---------- Given data ----------

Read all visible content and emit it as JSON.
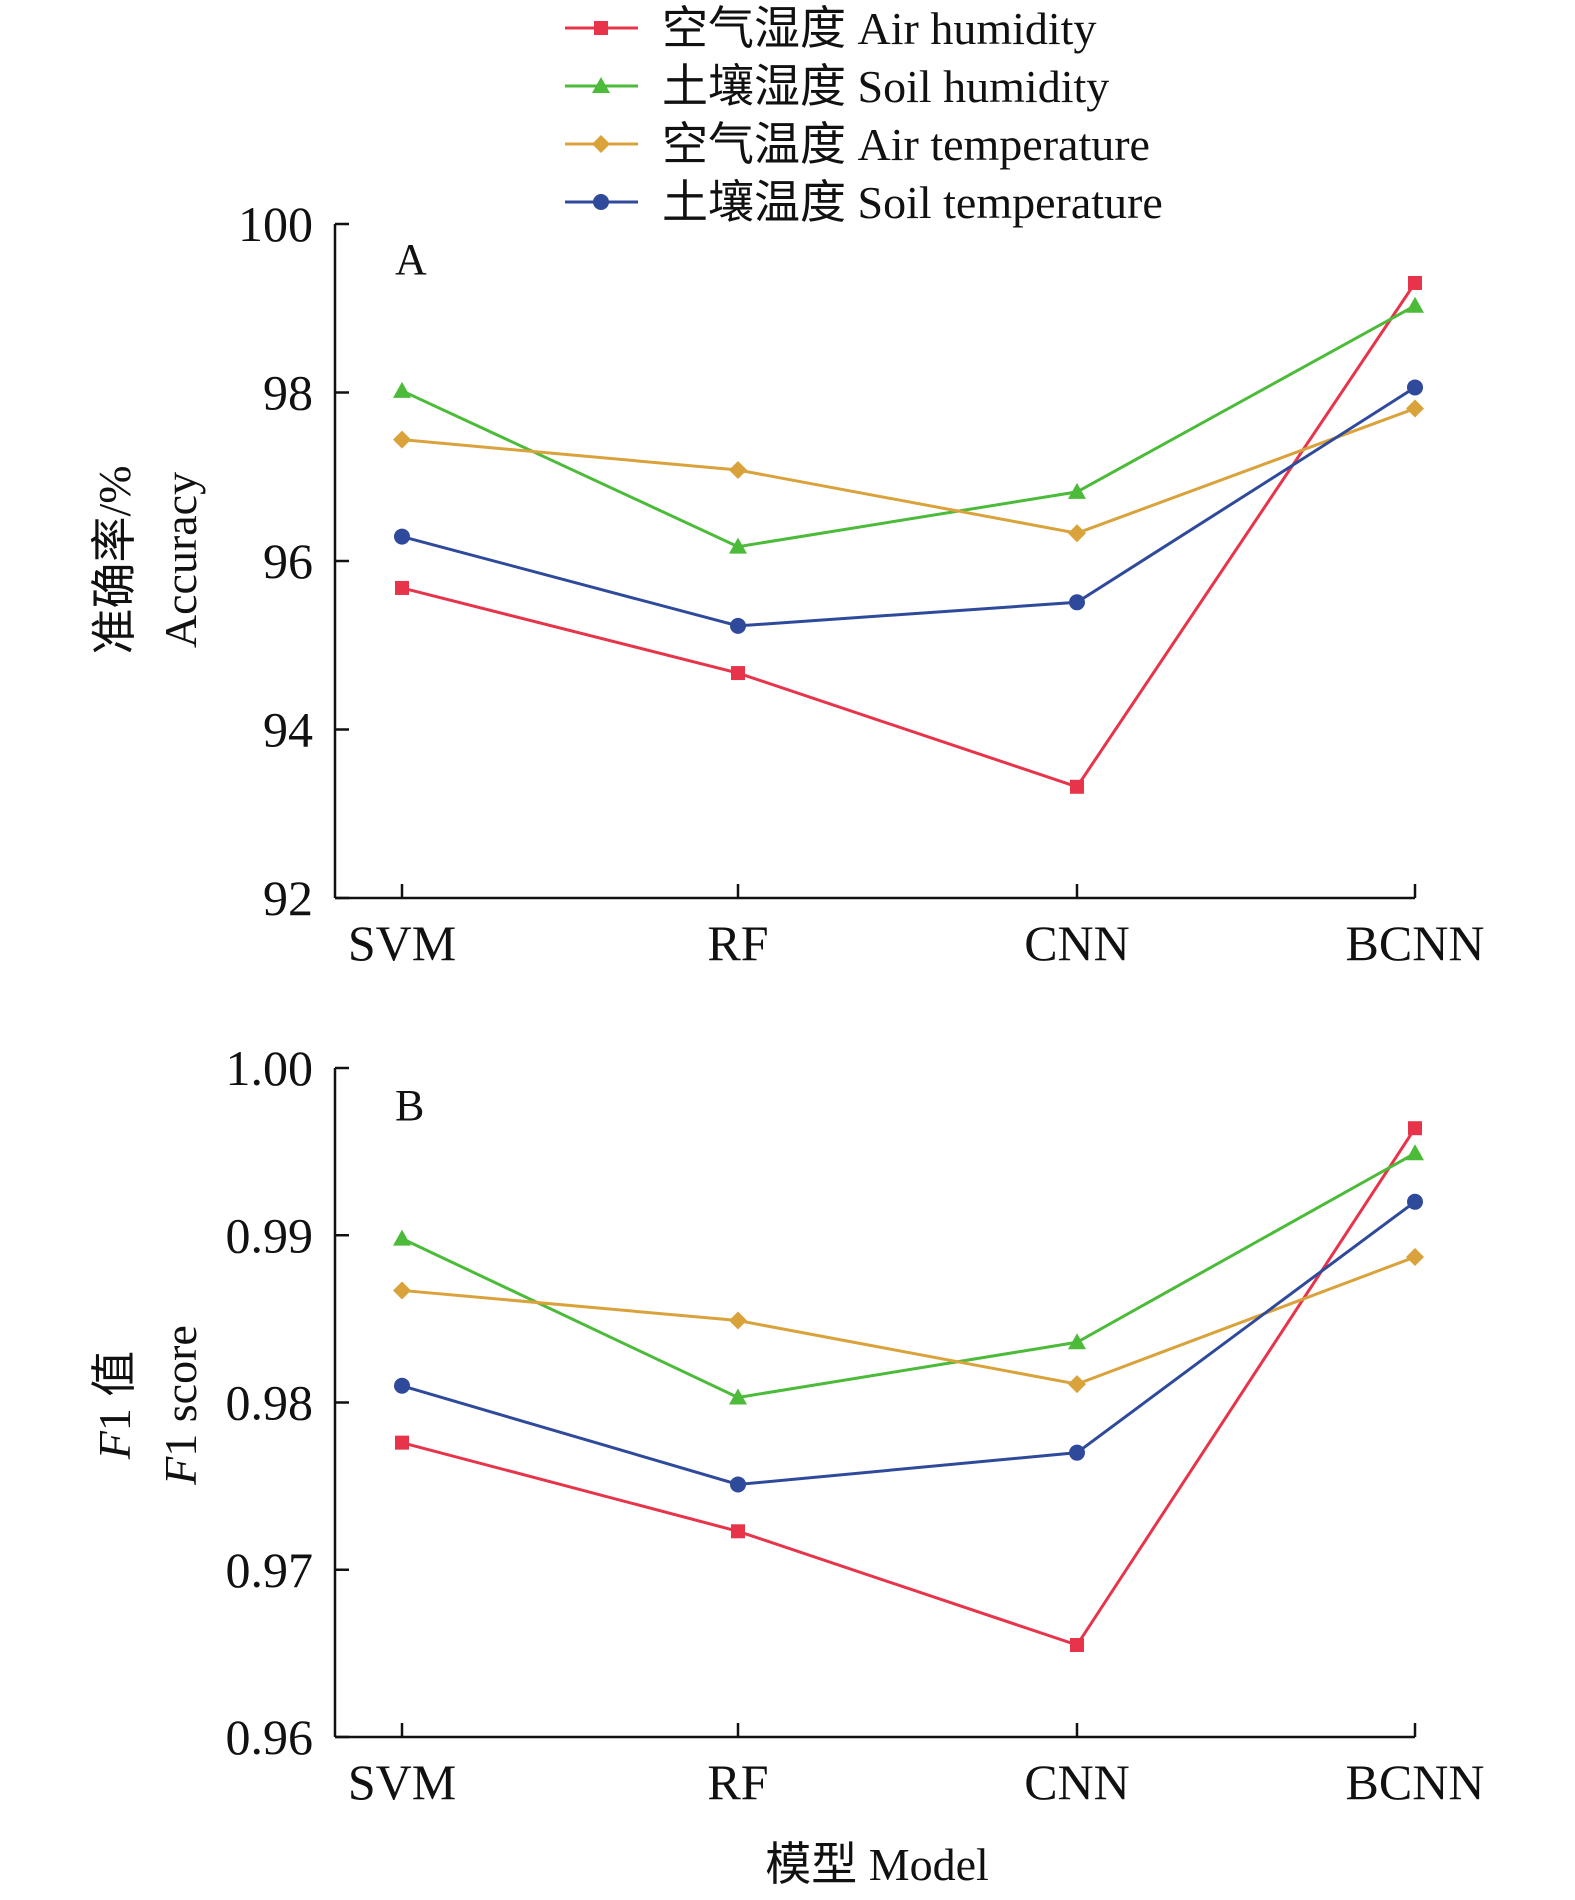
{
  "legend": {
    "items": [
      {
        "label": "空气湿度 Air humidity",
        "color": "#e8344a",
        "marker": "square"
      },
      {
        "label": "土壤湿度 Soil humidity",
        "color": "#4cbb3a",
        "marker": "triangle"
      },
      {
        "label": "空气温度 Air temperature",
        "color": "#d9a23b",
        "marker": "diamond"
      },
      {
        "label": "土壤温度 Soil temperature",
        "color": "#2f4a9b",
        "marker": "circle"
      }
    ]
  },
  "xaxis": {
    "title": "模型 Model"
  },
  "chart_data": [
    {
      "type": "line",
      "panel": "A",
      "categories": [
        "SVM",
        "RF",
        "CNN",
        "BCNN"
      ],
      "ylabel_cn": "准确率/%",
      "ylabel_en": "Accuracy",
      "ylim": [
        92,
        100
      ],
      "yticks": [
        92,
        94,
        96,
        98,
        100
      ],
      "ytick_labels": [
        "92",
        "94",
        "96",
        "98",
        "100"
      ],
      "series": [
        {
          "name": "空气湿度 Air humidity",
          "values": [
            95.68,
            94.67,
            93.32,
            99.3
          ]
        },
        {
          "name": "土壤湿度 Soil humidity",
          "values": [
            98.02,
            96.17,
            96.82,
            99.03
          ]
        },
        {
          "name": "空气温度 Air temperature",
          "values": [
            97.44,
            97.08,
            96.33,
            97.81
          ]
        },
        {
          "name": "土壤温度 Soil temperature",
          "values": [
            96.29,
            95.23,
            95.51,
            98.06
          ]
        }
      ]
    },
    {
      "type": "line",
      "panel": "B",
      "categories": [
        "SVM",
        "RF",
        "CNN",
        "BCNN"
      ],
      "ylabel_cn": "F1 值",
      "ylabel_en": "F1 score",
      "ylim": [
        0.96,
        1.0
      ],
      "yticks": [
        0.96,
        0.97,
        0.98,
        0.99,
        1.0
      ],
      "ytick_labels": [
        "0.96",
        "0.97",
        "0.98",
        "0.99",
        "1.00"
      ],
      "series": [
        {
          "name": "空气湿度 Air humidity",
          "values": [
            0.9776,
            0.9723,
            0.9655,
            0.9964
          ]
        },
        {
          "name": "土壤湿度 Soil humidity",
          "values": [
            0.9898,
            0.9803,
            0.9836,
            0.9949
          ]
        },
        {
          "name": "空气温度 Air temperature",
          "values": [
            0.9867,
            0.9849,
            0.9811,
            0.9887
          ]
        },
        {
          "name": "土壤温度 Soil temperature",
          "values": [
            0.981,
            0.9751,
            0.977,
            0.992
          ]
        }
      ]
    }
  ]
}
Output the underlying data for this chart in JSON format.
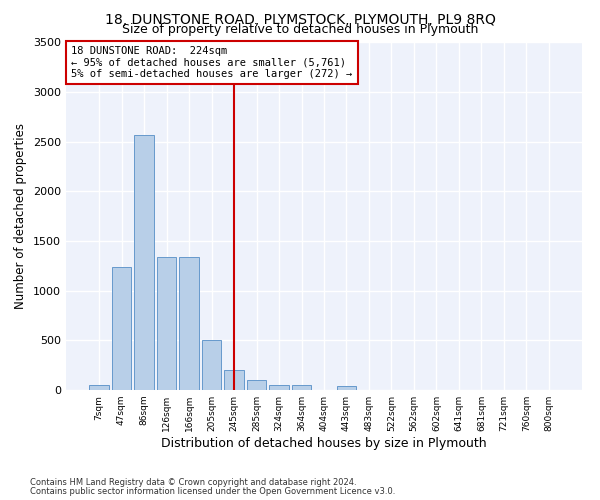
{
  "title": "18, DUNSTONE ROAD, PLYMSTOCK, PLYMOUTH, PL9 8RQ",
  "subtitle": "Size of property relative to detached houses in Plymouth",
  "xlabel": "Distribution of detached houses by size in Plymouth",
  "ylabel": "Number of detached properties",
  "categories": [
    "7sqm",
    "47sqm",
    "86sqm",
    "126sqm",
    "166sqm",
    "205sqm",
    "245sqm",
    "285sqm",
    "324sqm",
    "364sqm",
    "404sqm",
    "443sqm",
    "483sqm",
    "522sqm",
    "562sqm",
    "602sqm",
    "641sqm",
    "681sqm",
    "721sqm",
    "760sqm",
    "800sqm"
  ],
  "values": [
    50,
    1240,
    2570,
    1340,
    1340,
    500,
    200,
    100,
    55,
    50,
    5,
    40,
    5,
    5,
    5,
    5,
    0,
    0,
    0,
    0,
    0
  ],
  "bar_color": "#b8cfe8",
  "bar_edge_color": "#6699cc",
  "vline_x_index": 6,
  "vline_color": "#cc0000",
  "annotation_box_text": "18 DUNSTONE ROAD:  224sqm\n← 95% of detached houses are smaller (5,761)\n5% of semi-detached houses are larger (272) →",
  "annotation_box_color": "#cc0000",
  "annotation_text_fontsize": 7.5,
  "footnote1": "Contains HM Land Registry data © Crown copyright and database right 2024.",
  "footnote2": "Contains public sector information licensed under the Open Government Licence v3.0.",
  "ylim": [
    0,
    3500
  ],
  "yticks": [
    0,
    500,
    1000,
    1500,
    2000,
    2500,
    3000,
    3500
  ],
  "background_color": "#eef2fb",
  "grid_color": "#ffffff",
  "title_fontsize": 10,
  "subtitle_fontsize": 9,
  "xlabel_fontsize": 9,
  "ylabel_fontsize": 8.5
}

----------

→ Set task
Each line in the records above should be reproduced exactly; images are not copied.

→ Expected answer
Read all visible content and emit it as JSON.
{
  "legend": {
    "items": [
      {
        "label": "空气湿度 Air humidity",
        "color": "#e8344a",
        "marker": "square"
      },
      {
        "label": "土壤湿度 Soil humidity",
        "color": "#4cbb3a",
        "marker": "triangle"
      },
      {
        "label": "空气温度 Air temperature",
        "color": "#d9a23b",
        "marker": "diamond"
      },
      {
        "label": "土壤温度 Soil temperature",
        "color": "#2f4a9b",
        "marker": "circle"
      }
    ]
  },
  "xaxis": {
    "title": "模型 Model"
  },
  "chart_data": [
    {
      "type": "line",
      "panel": "A",
      "categories": [
        "SVM",
        "RF",
        "CNN",
        "BCNN"
      ],
      "ylabel_cn": "准确率/%",
      "ylabel_en": "Accuracy",
      "ylim": [
        92,
        100
      ],
      "yticks": [
        92,
        94,
        96,
        98,
        100
      ],
      "ytick_labels": [
        "92",
        "94",
        "96",
        "98",
        "100"
      ],
      "series": [
        {
          "name": "空气湿度 Air humidity",
          "values": [
            95.68,
            94.67,
            93.32,
            99.3
          ]
        },
        {
          "name": "土壤湿度 Soil humidity",
          "values": [
            98.02,
            96.17,
            96.82,
            99.03
          ]
        },
        {
          "name": "空气温度 Air temperature",
          "values": [
            97.44,
            97.08,
            96.33,
            97.81
          ]
        },
        {
          "name": "土壤温度 Soil temperature",
          "values": [
            96.29,
            95.23,
            95.51,
            98.06
          ]
        }
      ]
    },
    {
      "type": "line",
      "panel": "B",
      "categories": [
        "SVM",
        "RF",
        "CNN",
        "BCNN"
      ],
      "ylabel_cn": "F1 值",
      "ylabel_en": "F1 score",
      "ylim": [
        0.96,
        1.0
      ],
      "yticks": [
        0.96,
        0.97,
        0.98,
        0.99,
        1.0
      ],
      "ytick_labels": [
        "0.96",
        "0.97",
        "0.98",
        "0.99",
        "1.00"
      ],
      "series": [
        {
          "name": "空气湿度 Air humidity",
          "values": [
            0.9776,
            0.9723,
            0.9655,
            0.9964
          ]
        },
        {
          "name": "土壤湿度 Soil humidity",
          "values": [
            0.9898,
            0.9803,
            0.9836,
            0.9949
          ]
        },
        {
          "name": "空气温度 Air temperature",
          "values": [
            0.9867,
            0.9849,
            0.9811,
            0.9887
          ]
        },
        {
          "name": "土壤温度 Soil temperature",
          "values": [
            0.981,
            0.9751,
            0.977,
            0.992
          ]
        }
      ]
    }
  ]
}
Output the underlying data for this chart in JSON format.
{
  "title": "18, DUNSTONE ROAD, PLYMSTOCK, PLYMOUTH, PL9 8RQ",
  "subtitle": "Size of property relative to detached houses in Plymouth",
  "xlabel": "Distribution of detached houses by size in Plymouth",
  "ylabel": "Number of detached properties",
  "categories": [
    "7sqm",
    "47sqm",
    "86sqm",
    "126sqm",
    "166sqm",
    "205sqm",
    "245sqm",
    "285sqm",
    "324sqm",
    "364sqm",
    "404sqm",
    "443sqm",
    "483sqm",
    "522sqm",
    "562sqm",
    "602sqm",
    "641sqm",
    "681sqm",
    "721sqm",
    "760sqm",
    "800sqm"
  ],
  "values": [
    50,
    1240,
    2570,
    1340,
    1340,
    500,
    200,
    100,
    55,
    50,
    5,
    40,
    5,
    5,
    5,
    5,
    0,
    0,
    0,
    0,
    0
  ],
  "bar_color": "#b8cfe8",
  "bar_edge_color": "#6699cc",
  "vline_x_index": 6,
  "vline_color": "#cc0000",
  "annotation_box_text": "18 DUNSTONE ROAD:  224sqm\n← 95% of detached houses are smaller (5,761)\n5% of semi-detached houses are larger (272) →",
  "annotation_box_color": "#cc0000",
  "annotation_text_fontsize": 7.5,
  "footnote1": "Contains HM Land Registry data © Crown copyright and database right 2024.",
  "footnote2": "Contains public sector information licensed under the Open Government Licence v3.0.",
  "ylim": [
    0,
    3500
  ],
  "yticks": [
    0,
    500,
    1000,
    1500,
    2000,
    2500,
    3000,
    3500
  ],
  "background_color": "#eef2fb",
  "grid_color": "#ffffff",
  "title_fontsize": 10,
  "subtitle_fontsize": 9,
  "xlabel_fontsize": 9,
  "ylabel_fontsize": 8.5
}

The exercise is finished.